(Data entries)
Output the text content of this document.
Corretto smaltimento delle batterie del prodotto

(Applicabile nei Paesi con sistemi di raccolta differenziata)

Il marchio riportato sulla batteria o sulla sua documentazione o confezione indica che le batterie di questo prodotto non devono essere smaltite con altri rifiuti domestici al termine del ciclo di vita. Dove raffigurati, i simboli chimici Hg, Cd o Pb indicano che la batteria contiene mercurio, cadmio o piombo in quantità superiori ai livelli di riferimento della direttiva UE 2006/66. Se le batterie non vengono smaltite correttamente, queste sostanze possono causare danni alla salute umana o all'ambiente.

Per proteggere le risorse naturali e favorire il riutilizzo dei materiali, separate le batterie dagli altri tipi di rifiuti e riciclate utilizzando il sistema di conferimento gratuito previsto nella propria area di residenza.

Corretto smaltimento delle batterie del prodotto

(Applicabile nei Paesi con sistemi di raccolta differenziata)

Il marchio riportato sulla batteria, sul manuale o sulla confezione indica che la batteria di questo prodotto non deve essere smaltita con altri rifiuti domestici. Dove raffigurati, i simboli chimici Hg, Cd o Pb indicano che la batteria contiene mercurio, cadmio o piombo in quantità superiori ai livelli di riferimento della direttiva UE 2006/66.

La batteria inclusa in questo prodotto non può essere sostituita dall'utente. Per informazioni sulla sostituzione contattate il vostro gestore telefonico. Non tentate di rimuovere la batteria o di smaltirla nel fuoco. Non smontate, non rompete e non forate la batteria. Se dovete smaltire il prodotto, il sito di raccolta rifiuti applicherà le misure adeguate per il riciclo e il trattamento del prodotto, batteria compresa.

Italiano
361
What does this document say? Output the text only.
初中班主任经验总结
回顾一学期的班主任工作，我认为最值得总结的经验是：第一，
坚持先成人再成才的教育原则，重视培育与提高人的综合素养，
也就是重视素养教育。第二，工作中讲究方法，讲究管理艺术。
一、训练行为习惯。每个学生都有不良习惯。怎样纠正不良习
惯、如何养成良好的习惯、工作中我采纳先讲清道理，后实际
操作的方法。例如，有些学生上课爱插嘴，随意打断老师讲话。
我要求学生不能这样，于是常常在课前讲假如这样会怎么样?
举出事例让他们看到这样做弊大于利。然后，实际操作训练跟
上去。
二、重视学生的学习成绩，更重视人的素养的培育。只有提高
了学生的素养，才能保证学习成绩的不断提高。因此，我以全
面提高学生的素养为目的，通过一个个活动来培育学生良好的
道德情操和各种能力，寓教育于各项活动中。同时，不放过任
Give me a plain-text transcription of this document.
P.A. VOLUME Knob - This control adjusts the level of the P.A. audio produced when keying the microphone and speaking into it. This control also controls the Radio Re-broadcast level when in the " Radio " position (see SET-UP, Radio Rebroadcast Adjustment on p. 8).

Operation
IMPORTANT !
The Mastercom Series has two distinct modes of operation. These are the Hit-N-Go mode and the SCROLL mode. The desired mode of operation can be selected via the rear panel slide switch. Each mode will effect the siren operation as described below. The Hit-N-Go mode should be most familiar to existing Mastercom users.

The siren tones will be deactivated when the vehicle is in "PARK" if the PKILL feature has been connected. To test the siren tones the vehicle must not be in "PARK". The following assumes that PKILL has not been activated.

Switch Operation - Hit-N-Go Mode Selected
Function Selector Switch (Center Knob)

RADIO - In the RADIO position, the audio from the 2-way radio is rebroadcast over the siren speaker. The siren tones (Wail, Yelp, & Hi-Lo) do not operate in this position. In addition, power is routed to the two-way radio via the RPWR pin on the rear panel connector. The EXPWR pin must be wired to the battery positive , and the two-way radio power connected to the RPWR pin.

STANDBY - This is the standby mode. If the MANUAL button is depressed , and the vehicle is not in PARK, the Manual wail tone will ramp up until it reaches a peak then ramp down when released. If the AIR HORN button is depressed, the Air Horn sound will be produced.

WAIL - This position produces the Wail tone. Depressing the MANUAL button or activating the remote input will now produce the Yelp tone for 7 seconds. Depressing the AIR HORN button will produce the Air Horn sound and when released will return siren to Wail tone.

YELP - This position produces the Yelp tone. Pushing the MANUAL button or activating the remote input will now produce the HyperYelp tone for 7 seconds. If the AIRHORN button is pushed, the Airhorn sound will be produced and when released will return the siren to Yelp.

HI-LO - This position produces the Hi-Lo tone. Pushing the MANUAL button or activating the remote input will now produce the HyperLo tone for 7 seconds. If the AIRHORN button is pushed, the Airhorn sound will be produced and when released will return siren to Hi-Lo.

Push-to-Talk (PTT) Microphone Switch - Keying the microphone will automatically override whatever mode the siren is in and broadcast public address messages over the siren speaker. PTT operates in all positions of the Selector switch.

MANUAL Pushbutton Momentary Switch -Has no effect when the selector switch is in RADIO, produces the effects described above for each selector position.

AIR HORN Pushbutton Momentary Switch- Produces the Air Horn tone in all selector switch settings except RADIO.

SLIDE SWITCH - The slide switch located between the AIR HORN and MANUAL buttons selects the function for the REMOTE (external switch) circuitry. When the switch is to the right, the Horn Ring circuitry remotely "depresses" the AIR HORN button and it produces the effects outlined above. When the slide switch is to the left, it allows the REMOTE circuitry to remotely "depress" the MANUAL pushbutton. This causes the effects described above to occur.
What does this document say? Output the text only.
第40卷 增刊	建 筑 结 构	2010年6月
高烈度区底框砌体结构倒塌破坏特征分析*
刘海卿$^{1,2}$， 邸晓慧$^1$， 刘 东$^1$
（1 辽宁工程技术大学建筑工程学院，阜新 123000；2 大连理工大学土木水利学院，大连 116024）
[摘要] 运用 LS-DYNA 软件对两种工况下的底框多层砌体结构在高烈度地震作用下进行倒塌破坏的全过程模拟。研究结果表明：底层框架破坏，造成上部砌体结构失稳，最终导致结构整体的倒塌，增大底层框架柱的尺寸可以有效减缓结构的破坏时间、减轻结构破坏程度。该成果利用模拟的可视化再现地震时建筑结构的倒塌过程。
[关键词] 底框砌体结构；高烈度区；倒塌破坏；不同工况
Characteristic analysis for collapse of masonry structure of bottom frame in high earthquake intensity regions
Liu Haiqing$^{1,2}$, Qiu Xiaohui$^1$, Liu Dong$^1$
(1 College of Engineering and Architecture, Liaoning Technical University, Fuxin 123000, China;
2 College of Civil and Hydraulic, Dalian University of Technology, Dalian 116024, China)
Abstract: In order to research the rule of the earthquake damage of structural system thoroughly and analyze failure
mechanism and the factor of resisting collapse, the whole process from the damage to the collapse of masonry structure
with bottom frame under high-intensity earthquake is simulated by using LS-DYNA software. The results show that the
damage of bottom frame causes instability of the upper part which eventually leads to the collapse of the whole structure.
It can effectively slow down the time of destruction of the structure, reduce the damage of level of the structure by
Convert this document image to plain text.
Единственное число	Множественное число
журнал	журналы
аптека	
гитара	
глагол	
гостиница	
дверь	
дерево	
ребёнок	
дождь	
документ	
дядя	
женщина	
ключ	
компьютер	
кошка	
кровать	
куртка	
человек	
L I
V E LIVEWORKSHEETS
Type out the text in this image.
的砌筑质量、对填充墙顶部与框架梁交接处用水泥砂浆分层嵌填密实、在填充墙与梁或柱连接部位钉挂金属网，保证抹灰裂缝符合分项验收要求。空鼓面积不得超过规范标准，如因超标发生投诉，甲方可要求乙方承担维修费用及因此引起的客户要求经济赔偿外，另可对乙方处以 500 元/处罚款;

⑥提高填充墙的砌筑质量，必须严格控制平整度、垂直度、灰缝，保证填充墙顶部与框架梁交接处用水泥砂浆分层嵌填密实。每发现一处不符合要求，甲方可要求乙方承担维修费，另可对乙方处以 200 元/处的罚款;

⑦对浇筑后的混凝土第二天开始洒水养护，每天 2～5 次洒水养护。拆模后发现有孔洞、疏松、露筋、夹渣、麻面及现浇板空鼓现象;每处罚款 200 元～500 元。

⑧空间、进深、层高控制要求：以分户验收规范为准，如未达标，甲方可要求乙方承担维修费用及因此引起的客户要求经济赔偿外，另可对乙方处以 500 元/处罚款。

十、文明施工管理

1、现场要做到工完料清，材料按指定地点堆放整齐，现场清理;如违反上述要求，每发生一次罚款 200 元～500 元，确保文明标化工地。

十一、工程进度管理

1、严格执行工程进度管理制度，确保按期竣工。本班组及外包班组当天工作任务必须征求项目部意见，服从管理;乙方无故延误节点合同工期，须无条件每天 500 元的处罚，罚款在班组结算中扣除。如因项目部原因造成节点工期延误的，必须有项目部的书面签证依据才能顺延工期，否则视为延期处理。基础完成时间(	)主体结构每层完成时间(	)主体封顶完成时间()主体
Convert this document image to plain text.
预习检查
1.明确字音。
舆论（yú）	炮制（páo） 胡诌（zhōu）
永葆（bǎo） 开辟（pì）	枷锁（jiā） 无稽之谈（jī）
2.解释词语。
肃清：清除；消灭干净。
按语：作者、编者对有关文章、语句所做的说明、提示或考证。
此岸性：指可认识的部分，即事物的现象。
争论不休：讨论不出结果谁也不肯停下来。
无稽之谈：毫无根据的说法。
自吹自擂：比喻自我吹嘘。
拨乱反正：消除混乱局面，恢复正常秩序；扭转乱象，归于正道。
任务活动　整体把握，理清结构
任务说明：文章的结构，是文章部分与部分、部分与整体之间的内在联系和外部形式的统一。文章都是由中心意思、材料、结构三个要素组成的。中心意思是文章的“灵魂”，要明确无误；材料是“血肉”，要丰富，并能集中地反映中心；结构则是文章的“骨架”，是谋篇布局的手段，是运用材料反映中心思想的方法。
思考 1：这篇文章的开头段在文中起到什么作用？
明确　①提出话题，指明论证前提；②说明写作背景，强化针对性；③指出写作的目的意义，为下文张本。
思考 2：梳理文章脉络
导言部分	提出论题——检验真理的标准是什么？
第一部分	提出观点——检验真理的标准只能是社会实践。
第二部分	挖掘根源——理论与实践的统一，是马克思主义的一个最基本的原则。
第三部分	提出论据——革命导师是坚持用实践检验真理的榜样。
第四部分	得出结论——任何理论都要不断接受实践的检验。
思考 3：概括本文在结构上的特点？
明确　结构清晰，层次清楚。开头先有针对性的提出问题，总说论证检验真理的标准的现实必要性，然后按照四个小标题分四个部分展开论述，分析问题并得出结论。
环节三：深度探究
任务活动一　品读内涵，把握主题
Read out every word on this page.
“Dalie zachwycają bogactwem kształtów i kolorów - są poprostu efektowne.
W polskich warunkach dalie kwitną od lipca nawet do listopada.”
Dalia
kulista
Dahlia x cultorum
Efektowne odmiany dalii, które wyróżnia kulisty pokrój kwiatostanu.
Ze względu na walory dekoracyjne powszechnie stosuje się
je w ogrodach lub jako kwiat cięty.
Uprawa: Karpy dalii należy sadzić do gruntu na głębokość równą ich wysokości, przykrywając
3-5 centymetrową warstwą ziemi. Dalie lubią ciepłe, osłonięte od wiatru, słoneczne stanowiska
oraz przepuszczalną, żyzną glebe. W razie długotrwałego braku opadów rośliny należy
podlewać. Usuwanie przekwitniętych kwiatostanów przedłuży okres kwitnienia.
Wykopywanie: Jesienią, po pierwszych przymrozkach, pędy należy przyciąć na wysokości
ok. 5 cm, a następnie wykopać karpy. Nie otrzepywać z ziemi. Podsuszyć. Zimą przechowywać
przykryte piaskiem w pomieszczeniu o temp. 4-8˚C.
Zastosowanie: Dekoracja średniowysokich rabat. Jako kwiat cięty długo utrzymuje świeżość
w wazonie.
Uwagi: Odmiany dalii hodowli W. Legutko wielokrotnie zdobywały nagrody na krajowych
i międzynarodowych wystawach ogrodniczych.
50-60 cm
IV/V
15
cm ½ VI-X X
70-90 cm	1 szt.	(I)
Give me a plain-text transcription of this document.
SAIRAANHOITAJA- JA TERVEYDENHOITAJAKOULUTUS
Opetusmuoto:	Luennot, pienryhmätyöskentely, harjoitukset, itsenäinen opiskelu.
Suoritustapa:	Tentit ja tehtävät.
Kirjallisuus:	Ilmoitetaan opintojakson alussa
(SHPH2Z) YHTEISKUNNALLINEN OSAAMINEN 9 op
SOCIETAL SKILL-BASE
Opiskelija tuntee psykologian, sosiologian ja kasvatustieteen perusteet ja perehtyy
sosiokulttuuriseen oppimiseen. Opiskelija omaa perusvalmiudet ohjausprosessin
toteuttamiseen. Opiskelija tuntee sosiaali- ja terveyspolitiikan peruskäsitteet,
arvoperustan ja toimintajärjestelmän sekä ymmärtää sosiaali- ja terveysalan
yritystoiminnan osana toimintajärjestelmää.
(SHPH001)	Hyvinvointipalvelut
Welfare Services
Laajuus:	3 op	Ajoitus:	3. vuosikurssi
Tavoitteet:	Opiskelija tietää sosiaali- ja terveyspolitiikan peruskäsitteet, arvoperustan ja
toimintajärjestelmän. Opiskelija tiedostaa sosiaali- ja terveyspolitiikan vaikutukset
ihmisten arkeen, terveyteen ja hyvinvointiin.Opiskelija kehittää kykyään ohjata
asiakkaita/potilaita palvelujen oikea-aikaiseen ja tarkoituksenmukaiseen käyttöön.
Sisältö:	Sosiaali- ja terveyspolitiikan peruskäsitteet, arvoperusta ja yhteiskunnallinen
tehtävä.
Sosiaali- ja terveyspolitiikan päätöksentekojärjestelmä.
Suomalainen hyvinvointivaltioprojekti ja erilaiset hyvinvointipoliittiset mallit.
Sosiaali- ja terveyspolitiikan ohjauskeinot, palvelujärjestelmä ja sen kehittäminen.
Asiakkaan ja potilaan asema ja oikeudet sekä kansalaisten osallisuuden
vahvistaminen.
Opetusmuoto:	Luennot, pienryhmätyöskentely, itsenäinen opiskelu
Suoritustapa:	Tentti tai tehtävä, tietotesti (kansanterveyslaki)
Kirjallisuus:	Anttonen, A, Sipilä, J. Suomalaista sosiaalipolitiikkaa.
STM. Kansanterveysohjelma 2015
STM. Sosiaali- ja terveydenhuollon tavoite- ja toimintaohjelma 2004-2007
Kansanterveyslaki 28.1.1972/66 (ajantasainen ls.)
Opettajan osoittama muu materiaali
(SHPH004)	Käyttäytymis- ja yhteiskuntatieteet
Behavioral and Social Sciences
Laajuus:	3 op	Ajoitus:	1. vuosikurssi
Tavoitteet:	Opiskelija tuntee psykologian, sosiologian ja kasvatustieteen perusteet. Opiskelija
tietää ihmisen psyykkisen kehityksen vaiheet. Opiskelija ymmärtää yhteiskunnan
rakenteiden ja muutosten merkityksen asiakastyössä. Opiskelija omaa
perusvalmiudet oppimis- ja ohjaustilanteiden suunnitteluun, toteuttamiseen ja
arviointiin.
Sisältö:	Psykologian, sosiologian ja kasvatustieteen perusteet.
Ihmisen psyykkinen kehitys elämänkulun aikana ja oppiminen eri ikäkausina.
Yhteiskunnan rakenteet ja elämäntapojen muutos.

** Set task **
Show every line from the listing above in which the string "frame" appears.

** The response **
Characteristic analysis for collapse of masonry structure of bottom frame in high earthquake intensity regions
with bottom frame under high-intensity earthquake is simulated by using LS-DYNA software. The results show that the
damage of bottom frame causes instability of the upper part which eventually leads to the collapse of the whole structure.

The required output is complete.